Task: Lines containing the word "Nubes" are the ones to copy from the records below.

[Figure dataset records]
* * *

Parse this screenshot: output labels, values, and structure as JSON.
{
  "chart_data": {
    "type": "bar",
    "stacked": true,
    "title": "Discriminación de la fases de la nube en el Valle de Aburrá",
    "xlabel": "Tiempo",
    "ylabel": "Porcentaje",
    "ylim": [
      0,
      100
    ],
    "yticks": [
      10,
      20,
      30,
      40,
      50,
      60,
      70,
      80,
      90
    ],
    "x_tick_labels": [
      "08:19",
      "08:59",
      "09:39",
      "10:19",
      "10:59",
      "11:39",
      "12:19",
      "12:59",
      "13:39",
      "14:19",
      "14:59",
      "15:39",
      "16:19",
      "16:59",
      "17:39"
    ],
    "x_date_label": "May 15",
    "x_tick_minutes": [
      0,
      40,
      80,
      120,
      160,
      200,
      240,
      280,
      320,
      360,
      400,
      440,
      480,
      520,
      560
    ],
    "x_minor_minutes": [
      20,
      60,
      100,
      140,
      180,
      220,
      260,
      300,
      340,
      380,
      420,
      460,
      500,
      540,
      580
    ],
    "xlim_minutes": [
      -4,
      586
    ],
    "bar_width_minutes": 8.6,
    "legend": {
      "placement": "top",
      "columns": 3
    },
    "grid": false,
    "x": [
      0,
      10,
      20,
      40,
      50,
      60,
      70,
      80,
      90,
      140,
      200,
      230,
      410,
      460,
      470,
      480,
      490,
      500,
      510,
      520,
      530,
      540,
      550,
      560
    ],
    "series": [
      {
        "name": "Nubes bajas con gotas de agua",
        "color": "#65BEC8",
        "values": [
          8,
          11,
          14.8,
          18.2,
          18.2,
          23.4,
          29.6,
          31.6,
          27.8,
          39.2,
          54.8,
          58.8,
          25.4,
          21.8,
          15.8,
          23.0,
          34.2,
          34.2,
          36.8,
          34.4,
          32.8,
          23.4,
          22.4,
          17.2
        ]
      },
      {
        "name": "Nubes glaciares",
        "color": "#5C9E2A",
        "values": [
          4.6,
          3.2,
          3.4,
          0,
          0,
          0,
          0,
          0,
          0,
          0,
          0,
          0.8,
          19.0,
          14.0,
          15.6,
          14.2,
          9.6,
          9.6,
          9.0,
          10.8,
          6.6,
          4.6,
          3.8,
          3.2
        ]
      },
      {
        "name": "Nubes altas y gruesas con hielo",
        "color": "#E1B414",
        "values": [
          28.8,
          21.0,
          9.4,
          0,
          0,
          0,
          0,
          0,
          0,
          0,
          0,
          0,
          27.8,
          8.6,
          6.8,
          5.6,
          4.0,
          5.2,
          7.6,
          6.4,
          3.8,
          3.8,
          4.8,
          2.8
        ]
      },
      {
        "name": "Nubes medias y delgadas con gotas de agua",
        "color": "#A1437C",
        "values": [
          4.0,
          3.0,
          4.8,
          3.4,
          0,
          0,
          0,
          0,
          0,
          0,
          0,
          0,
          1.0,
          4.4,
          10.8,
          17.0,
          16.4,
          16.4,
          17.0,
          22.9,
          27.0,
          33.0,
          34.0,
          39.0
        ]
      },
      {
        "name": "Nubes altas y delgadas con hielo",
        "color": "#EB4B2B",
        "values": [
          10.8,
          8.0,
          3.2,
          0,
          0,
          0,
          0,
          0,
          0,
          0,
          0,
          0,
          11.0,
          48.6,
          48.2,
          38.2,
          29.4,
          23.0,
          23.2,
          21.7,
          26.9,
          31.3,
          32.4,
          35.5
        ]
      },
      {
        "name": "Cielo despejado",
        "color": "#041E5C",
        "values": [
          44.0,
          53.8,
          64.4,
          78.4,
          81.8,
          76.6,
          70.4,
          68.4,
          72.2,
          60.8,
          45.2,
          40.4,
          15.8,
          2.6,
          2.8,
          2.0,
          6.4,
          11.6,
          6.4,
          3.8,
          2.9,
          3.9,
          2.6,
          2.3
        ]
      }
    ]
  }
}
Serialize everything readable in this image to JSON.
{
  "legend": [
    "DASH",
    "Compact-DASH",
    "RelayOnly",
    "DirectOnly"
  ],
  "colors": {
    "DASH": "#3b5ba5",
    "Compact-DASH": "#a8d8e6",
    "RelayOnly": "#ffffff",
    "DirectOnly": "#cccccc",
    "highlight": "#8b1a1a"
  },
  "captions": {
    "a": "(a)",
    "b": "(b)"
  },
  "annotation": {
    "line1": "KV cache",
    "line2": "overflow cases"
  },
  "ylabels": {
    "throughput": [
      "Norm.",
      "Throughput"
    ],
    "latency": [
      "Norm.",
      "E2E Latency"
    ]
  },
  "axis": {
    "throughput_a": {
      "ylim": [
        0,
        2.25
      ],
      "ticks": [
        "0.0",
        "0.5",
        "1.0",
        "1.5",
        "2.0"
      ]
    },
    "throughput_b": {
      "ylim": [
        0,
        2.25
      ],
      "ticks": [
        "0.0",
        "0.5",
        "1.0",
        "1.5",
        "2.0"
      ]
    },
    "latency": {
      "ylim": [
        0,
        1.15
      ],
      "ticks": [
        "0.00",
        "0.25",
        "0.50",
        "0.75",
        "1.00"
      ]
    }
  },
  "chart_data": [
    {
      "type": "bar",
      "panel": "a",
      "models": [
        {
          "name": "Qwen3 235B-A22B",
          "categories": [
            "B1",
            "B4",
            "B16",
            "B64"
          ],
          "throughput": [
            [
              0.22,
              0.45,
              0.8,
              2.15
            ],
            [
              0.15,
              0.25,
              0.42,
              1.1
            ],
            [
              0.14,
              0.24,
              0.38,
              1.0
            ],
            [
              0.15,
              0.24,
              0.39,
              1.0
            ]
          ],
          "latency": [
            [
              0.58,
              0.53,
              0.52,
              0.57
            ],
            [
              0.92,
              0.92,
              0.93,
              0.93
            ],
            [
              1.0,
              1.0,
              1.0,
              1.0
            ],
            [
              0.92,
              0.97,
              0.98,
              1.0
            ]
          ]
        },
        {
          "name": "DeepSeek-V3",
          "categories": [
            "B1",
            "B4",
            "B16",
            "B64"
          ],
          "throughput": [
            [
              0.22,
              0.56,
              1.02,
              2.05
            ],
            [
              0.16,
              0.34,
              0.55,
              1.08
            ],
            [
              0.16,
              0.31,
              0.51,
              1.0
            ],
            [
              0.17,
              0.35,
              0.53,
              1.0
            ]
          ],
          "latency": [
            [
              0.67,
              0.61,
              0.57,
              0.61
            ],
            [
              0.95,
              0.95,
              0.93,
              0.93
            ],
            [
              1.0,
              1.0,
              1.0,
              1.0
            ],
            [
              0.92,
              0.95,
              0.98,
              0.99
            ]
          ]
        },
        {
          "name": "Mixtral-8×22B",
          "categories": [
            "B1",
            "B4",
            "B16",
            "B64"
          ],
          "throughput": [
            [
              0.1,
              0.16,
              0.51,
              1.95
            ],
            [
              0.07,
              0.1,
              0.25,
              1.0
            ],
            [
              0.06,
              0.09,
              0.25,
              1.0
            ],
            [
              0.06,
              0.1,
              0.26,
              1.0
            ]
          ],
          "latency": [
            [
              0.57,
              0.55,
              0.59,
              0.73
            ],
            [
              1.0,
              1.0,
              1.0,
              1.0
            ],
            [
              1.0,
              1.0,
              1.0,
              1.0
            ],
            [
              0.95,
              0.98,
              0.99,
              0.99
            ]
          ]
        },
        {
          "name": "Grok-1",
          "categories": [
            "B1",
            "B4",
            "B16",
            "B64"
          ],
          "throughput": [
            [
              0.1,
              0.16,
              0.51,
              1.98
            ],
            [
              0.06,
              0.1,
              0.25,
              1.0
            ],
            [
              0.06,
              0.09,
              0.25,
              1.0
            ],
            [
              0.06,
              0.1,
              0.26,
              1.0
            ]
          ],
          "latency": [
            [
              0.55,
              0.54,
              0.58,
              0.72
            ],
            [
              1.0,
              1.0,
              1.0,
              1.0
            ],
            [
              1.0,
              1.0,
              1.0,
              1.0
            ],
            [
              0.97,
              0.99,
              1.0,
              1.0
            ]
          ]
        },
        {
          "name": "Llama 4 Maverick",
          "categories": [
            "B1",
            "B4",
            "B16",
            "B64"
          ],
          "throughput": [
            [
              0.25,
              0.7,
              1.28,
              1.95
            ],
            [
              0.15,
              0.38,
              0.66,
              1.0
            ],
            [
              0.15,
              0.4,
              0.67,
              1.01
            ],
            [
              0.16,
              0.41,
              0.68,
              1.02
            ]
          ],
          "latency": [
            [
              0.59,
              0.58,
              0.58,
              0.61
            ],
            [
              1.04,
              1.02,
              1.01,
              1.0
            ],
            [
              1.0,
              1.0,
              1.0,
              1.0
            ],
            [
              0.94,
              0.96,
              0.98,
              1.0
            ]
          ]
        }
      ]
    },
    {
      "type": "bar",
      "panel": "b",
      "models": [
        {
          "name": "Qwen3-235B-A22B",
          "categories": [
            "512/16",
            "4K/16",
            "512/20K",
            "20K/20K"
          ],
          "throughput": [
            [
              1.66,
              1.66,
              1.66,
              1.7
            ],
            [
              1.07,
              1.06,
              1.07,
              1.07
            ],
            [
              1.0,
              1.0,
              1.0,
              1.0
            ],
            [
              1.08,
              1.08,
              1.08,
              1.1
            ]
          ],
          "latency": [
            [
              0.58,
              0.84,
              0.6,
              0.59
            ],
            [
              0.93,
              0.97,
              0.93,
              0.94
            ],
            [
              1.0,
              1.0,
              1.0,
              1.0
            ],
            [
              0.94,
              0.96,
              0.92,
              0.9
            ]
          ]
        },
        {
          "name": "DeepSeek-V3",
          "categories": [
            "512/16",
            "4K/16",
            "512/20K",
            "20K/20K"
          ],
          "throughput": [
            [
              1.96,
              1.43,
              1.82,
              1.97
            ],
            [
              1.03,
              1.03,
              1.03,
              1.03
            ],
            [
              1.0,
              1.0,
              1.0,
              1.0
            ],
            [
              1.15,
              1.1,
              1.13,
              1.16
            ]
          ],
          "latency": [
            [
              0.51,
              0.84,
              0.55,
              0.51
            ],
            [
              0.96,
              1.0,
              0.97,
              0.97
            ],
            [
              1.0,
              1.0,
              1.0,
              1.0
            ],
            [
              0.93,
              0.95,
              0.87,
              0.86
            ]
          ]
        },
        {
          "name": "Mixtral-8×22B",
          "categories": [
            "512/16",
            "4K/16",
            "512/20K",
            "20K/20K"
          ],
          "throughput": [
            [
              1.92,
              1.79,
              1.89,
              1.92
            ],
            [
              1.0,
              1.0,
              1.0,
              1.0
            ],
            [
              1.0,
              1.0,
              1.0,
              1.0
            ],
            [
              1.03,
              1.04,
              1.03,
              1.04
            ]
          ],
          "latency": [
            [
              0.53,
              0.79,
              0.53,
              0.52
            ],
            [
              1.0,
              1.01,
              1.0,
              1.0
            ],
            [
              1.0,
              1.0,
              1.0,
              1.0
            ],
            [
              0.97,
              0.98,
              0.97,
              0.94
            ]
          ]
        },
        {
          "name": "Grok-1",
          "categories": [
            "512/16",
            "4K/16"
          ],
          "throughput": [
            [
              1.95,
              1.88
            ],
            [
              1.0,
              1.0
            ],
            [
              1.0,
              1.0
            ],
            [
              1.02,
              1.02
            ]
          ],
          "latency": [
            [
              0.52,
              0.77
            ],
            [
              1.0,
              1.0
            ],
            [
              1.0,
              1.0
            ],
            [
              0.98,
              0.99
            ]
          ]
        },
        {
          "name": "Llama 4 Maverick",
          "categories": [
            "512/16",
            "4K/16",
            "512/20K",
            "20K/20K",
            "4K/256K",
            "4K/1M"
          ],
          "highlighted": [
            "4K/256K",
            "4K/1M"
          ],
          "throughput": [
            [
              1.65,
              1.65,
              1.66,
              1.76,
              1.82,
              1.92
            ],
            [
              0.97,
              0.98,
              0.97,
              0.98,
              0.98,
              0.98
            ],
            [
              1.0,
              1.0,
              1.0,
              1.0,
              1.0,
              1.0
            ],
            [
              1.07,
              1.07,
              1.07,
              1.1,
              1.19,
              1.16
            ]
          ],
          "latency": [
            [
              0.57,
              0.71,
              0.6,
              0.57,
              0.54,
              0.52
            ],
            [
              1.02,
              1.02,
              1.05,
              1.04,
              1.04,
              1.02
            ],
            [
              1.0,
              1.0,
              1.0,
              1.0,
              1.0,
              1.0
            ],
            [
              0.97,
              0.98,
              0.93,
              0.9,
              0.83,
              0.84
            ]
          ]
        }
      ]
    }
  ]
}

* * *

Expected answer:
        "name": "Nubes bajas con gotas de agua",
        "name": "Nubes glaciares",
        "name": "Nubes altas y gruesas con hielo",
        "name": "Nubes medias y delgadas con gotas de agua",
        "name": "Nubes altas y delgadas con hielo",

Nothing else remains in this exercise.